● Excerpted data:
· · · · · · ·

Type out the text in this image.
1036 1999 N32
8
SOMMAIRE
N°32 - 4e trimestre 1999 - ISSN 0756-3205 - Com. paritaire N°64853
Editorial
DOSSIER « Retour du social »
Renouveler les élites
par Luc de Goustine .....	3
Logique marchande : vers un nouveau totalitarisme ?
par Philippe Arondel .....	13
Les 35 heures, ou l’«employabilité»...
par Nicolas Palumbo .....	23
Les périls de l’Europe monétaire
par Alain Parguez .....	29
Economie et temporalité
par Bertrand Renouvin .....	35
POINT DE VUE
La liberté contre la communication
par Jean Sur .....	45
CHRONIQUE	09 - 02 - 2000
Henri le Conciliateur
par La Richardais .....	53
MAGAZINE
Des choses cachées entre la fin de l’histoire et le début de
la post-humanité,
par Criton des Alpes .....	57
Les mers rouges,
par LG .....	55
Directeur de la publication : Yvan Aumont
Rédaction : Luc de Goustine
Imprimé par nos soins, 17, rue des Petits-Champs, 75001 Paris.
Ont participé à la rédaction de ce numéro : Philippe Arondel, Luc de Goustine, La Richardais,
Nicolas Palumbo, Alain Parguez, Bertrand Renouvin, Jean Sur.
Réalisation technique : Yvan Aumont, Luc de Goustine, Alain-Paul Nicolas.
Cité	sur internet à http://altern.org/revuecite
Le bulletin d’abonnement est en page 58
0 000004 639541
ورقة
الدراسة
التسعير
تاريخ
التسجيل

· · · · · · ·

● Aim: Give the records above again, word for word.

● Complete output:
Type out the text in this image.
1036 1999 N32
8
SOMMAIRE
N°32 - 4e trimestre 1999 - ISSN 0756-3205 - Com. paritaire N°64853
Editorial
DOSSIER « Retour du social »
Renouveler les élites
par Luc de Goustine .....	3
Logique marchande : vers un nouveau totalitarisme ?
par Philippe Arondel .....	13
Les 35 heures, ou l’«employabilité»...
par Nicolas Palumbo .....	23
Les périls de l’Europe monétaire
par Alain Parguez .....	29
Economie et temporalité
par Bertrand Renouvin .....	35
POINT DE VUE
La liberté contre la communication
par Jean Sur .....	45
CHRONIQUE	09 - 02 - 2000
Henri le Conciliateur
par La Richardais .....	53
MAGAZINE
Des choses cachées entre la fin de l’histoire et le début de
la post-humanité,
par Criton des Alpes .....	57
Les mers rouges,
par LG .....	55
Directeur de la publication : Yvan Aumont
Rédaction : Luc de Goustine
Imprimé par nos soins, 17, rue des Petits-Champs, 75001 Paris.
Ont participé à la rédaction de ce numéro : Philippe Arondel, Luc de Goustine, La Richardais,
Nicolas Palumbo, Alain Parguez, Bertrand Renouvin, Jean Sur.
Réalisation technique : Yvan Aumont, Luc de Goustine, Alain-Paul Nicolas.
Cité	sur internet à http://altern.org/revuecite
Le bulletin d’abonnement est en page 58
0 000004 639541
ورقة
الدراسة
التسعير
تاريخ
التسجيل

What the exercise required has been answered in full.